■ **Goal**
Your task is to repeat the listing exactly.

── Task inputs

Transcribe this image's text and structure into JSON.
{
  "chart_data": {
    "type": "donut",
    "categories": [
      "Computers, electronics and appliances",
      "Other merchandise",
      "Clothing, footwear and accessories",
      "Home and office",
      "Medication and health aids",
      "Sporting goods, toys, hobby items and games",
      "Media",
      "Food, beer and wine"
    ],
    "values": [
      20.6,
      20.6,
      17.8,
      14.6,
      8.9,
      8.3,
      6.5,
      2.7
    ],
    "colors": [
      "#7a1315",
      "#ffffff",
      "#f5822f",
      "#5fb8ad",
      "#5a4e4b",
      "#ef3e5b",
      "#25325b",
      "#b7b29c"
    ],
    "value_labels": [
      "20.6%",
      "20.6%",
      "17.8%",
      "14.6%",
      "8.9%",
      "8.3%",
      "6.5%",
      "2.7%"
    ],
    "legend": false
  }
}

────

■ **Reply**
Transcribe this image's text and structure into JSON.
{
  "chart_data": {
    "type": "donut",
    "categories": [
      "Computers, electronics and appliances",
      "Other merchandise",
      "Clothing, footwear and accessories",
      "Home and office",
      "Medication and health aids",
      "Sporting goods, toys, hobby items and games",
      "Media",
      "Food, beer and wine"
    ],
    "values": [
      20.6,
      20.6,
      17.8,
      14.6,
      8.9,
      8.3,
      6.5,
      2.7
    ],
    "colors": [
      "#7a1315",
      "#ffffff",
      "#f5822f",
      "#5fb8ad",
      "#5a4e4b",
      "#ef3e5b",
      "#25325b",
      "#b7b29c"
    ],
    "value_labels": [
      "20.6%",
      "20.6%",
      "17.8%",
      "14.6%",
      "8.9%",
      "8.3%",
      "6.5%",
      "2.7%"
    ],
    "legend": false
  }
}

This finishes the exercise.